>> begin Data for the task

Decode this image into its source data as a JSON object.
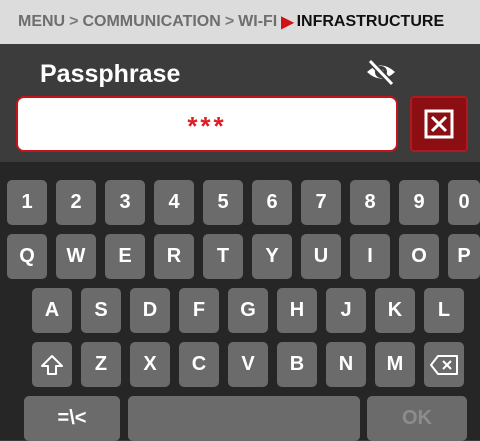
{
  "breadcrumb": {
    "items": [
      "MENU",
      "COMMUNICATION",
      "WI-FI",
      "INFRASTRUCTURE"
    ],
    "separator": ">"
  },
  "field": {
    "title": "Passphrase",
    "value": "***",
    "visibility_icon": "eye-slash-icon",
    "clear_icon": "clear-x-icon"
  },
  "keyboard": {
    "row1": [
      "1",
      "2",
      "3",
      "4",
      "5",
      "6",
      "7",
      "8",
      "9",
      "0"
    ],
    "row2": [
      "Q",
      "W",
      "E",
      "R",
      "T",
      "Y",
      "U",
      "I",
      "O",
      "P"
    ],
    "row3": [
      "A",
      "S",
      "D",
      "F",
      "G",
      "H",
      "J",
      "K",
      "L"
    ],
    "row4": [
      "Z",
      "X",
      "C",
      "V",
      "B",
      "N",
      "M"
    ],
    "shift_icon": "shift-arrow-icon",
    "backspace_icon": "backspace-icon",
    "symbols_label": "=\\<",
    "space_label": "",
    "ok_label": "OK"
  },
  "colors": {
    "accent": "#d10f14",
    "breadcrumb_bg": "#dcdcdc",
    "panel_bg": "#3c3c3c",
    "keyboard_bg": "#262626",
    "key_bg": "#6b6b6b"
  }
}
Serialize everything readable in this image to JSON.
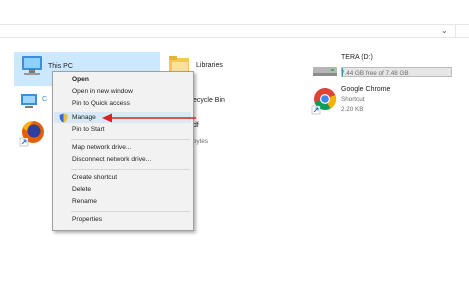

>> end Data for the task

Given task -
Without including any pictures, please restate all the records exactly.

Final result -
Decode this image into its source data as a JSON object.
{
  "breadcrumb": {
    "items": [
      "MENU",
      "COMMUNICATION",
      "WI-FI",
      "INFRASTRUCTURE"
    ],
    "separator": ">"
  },
  "field": {
    "title": "Passphrase",
    "value": "***",
    "visibility_icon": "eye-slash-icon",
    "clear_icon": "clear-x-icon"
  },
  "keyboard": {
    "row1": [
      "1",
      "2",
      "3",
      "4",
      "5",
      "6",
      "7",
      "8",
      "9",
      "0"
    ],
    "row2": [
      "Q",
      "W",
      "E",
      "R",
      "T",
      "Y",
      "U",
      "I",
      "O",
      "P"
    ],
    "row3": [
      "A",
      "S",
      "D",
      "F",
      "G",
      "H",
      "J",
      "K",
      "L"
    ],
    "row4": [
      "Z",
      "X",
      "C",
      "V",
      "B",
      "N",
      "M"
    ],
    "shift_icon": "shift-arrow-icon",
    "backspace_icon": "backspace-icon",
    "symbols_label": "=\\<",
    "space_label": "",
    "ok_label": "OK"
  },
  "colors": {
    "accent": "#d10f14",
    "breadcrumb_bg": "#dcdcdc",
    "panel_bg": "#3c3c3c",
    "keyboard_bg": "#262626",
    "key_bg": "#6b6b6b"
  }
}
Serialize everything readable in this image to JSON.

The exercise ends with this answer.